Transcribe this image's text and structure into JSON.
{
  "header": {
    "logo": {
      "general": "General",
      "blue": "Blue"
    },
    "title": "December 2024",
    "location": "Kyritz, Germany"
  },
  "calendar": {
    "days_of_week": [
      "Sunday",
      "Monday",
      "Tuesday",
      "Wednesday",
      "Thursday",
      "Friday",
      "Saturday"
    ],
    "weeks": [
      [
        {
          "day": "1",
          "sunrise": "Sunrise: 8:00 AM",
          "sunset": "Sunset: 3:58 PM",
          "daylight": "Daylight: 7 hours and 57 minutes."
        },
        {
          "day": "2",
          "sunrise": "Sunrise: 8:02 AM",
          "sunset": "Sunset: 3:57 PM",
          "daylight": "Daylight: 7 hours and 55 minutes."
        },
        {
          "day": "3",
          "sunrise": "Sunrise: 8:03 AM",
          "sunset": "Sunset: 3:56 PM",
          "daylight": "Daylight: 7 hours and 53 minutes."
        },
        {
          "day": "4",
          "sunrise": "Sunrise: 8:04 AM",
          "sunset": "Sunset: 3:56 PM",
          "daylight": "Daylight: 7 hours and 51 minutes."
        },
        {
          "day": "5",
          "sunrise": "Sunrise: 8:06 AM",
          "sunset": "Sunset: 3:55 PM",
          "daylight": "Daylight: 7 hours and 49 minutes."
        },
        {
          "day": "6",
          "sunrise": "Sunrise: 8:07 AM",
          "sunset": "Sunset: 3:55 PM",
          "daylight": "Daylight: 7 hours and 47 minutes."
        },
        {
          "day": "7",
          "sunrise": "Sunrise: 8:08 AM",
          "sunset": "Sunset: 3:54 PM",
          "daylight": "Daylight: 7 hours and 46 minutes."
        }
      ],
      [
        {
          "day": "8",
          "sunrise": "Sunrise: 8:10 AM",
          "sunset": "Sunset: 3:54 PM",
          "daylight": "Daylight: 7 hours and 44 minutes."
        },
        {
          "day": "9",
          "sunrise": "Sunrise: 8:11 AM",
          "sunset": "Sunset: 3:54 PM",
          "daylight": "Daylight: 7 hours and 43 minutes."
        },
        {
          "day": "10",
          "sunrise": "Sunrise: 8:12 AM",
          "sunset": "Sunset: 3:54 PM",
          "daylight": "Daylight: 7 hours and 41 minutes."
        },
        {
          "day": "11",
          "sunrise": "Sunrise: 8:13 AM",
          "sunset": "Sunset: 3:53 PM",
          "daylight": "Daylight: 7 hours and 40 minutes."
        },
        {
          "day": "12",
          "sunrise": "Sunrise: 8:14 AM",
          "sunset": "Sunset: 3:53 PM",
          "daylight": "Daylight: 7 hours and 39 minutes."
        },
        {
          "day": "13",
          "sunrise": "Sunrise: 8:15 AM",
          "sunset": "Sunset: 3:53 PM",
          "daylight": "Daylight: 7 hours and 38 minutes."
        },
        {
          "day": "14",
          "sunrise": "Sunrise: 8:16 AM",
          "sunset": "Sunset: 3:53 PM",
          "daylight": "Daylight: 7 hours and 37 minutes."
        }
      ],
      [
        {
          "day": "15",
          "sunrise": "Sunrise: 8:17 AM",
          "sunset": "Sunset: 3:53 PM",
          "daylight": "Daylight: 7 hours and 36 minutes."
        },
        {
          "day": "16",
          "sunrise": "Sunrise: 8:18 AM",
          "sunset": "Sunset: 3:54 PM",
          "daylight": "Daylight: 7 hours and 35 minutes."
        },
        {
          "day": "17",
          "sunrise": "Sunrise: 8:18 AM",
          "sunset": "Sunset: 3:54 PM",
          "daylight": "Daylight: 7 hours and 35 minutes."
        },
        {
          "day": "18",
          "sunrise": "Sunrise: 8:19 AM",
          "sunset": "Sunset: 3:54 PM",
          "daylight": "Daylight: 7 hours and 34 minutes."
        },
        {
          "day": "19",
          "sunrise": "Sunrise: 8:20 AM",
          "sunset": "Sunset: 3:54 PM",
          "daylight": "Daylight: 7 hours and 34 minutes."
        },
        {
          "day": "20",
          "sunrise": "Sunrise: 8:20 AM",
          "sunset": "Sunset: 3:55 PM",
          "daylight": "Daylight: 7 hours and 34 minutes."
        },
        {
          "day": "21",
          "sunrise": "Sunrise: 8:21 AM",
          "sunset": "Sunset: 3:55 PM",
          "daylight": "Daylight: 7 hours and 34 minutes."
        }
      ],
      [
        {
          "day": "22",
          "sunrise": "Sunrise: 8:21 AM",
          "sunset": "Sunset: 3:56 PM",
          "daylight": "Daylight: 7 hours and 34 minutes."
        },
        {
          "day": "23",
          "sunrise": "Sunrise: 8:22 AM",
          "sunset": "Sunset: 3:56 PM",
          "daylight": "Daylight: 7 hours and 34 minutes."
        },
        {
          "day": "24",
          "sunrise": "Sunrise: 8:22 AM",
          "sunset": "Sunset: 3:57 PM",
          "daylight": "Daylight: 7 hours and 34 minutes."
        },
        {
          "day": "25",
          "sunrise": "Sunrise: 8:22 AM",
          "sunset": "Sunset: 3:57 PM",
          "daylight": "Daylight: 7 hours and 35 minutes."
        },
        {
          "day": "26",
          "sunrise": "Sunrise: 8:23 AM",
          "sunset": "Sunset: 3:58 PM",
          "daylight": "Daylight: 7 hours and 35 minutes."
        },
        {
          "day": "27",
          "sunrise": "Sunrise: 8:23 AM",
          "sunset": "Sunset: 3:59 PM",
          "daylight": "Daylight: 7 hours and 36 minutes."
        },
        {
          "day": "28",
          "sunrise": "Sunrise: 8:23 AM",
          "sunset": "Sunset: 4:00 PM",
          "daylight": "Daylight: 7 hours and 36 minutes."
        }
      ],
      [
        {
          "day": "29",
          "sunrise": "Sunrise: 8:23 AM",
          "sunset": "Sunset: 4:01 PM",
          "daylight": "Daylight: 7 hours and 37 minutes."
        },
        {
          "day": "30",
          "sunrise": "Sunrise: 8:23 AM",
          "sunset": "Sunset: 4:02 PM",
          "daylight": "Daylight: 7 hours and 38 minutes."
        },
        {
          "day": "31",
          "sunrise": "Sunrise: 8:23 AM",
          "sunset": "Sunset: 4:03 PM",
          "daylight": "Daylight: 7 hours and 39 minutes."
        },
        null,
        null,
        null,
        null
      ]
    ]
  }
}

* * * * *

Exercise requirements → Write out every record verbatim.

Answer to the exercise →
Transcribe this image's text and structure into JSON.
{
  "header": {
    "logo": {
      "general": "General",
      "blue": "Blue"
    },
    "title": "December 2024",
    "location": "Kyritz, Germany"
  },
  "calendar": {
    "days_of_week": [
      "Sunday",
      "Monday",
      "Tuesday",
      "Wednesday",
      "Thursday",
      "Friday",
      "Saturday"
    ],
    "weeks": [
      [
        {
          "day": "1",
          "sunrise": "Sunrise: 8:00 AM",
          "sunset": "Sunset: 3:58 PM",
          "daylight": "Daylight: 7 hours and 57 minutes."
        },
        {
          "day": "2",
          "sunrise": "Sunrise: 8:02 AM",
          "sunset": "Sunset: 3:57 PM",
          "daylight": "Daylight: 7 hours and 55 minutes."
        },
        {
          "day": "3",
          "sunrise": "Sunrise: 8:03 AM",
          "sunset": "Sunset: 3:56 PM",
          "daylight": "Daylight: 7 hours and 53 minutes."
        },
        {
          "day": "4",
          "sunrise": "Sunrise: 8:04 AM",
          "sunset": "Sunset: 3:56 PM",
          "daylight": "Daylight: 7 hours and 51 minutes."
        },
        {
          "day": "5",
          "sunrise": "Sunrise: 8:06 AM",
          "sunset": "Sunset: 3:55 PM",
          "daylight": "Daylight: 7 hours and 49 minutes."
        },
        {
          "day": "6",
          "sunrise": "Sunrise: 8:07 AM",
          "sunset": "Sunset: 3:55 PM",
          "daylight": "Daylight: 7 hours and 47 minutes."
        },
        {
          "day": "7",
          "sunrise": "Sunrise: 8:08 AM",
          "sunset": "Sunset: 3:54 PM",
          "daylight": "Daylight: 7 hours and 46 minutes."
        }
      ],
      [
        {
          "day": "8",
          "sunrise": "Sunrise: 8:10 AM",
          "sunset": "Sunset: 3:54 PM",
          "daylight": "Daylight: 7 hours and 44 minutes."
        },
        {
          "day": "9",
          "sunrise": "Sunrise: 8:11 AM",
          "sunset": "Sunset: 3:54 PM",
          "daylight": "Daylight: 7 hours and 43 minutes."
        },
        {
          "day": "10",
          "sunrise": "Sunrise: 8:12 AM",
          "sunset": "Sunset: 3:54 PM",
          "daylight": "Daylight: 7 hours and 41 minutes."
        },
        {
          "day": "11",
          "sunrise": "Sunrise: 8:13 AM",
          "sunset": "Sunset: 3:53 PM",
          "daylight": "Daylight: 7 hours and 40 minutes."
        },
        {
          "day": "12",
          "sunrise": "Sunrise: 8:14 AM",
          "sunset": "Sunset: 3:53 PM",
          "daylight": "Daylight: 7 hours and 39 minutes."
        },
        {
          "day": "13",
          "sunrise": "Sunrise: 8:15 AM",
          "sunset": "Sunset: 3:53 PM",
          "daylight": "Daylight: 7 hours and 38 minutes."
        },
        {
          "day": "14",
          "sunrise": "Sunrise: 8:16 AM",
          "sunset": "Sunset: 3:53 PM",
          "daylight": "Daylight: 7 hours and 37 minutes."
        }
      ],
      [
        {
          "day": "15",
          "sunrise": "Sunrise: 8:17 AM",
          "sunset": "Sunset: 3:53 PM",
          "daylight": "Daylight: 7 hours and 36 minutes."
        },
        {
          "day": "16",
          "sunrise": "Sunrise: 8:18 AM",
          "sunset": "Sunset: 3:54 PM",
          "daylight": "Daylight: 7 hours and 35 minutes."
        },
        {
          "day": "17",
          "sunrise": "Sunrise: 8:18 AM",
          "sunset": "Sunset: 3:54 PM",
          "daylight": "Daylight: 7 hours and 35 minutes."
        },
        {
          "day": "18",
          "sunrise": "Sunrise: 8:19 AM",
          "sunset": "Sunset: 3:54 PM",
          "daylight": "Daylight: 7 hours and 34 minutes."
        },
        {
          "day": "19",
          "sunrise": "Sunrise: 8:20 AM",
          "sunset": "Sunset: 3:54 PM",
          "daylight": "Daylight: 7 hours and 34 minutes."
        },
        {
          "day": "20",
          "sunrise": "Sunrise: 8:20 AM",
          "sunset": "Sunset: 3:55 PM",
          "daylight": "Daylight: 7 hours and 34 minutes."
        },
        {
          "day": "21",
          "sunrise": "Sunrise: 8:21 AM",
          "sunset": "Sunset: 3:55 PM",
          "daylight": "Daylight: 7 hours and 34 minutes."
        }
      ],
      [
        {
          "day": "22",
          "sunrise": "Sunrise: 8:21 AM",
          "sunset": "Sunset: 3:56 PM",
          "daylight": "Daylight: 7 hours and 34 minutes."
        },
        {
          "day": "23",
          "sunrise": "Sunrise: 8:22 AM",
          "sunset": "Sunset: 3:56 PM",
          "daylight": "Daylight: 7 hours and 34 minutes."
        },
        {
          "day": "24",
          "sunrise": "Sunrise: 8:22 AM",
          "sunset": "Sunset: 3:57 PM",
          "daylight": "Daylight: 7 hours and 34 minutes."
        },
        {
          "day": "25",
          "sunrise": "Sunrise: 8:22 AM",
          "sunset": "Sunset: 3:57 PM",
          "daylight": "Daylight: 7 hours and 35 minutes."
        },
        {
          "day": "26",
          "sunrise": "Sunrise: 8:23 AM",
          "sunset": "Sunset: 3:58 PM",
          "daylight": "Daylight: 7 hours and 35 minutes."
        },
        {
          "day": "27",
          "sunrise": "Sunrise: 8:23 AM",
          "sunset": "Sunset: 3:59 PM",
          "daylight": "Daylight: 7 hours and 36 minutes."
        },
        {
          "day": "28",
          "sunrise": "Sunrise: 8:23 AM",
          "sunset": "Sunset: 4:00 PM",
          "daylight": "Daylight: 7 hours and 36 minutes."
        }
      ],
      [
        {
          "day": "29",
          "sunrise": "Sunrise: 8:23 AM",
          "sunset": "Sunset: 4:01 PM",
          "daylight": "Daylight: 7 hours and 37 minutes."
        },
        {
          "day": "30",
          "sunrise": "Sunrise: 8:23 AM",
          "sunset": "Sunset: 4:02 PM",
          "daylight": "Daylight: 7 hours and 38 minutes."
        },
        {
          "day": "31",
          "sunrise": "Sunrise: 8:23 AM",
          "sunset": "Sunset: 4:03 PM",
          "daylight": "Daylight: 7 hours and 39 minutes."
        },
        null,
        null,
        null,
        null
      ]
    ]
  }
}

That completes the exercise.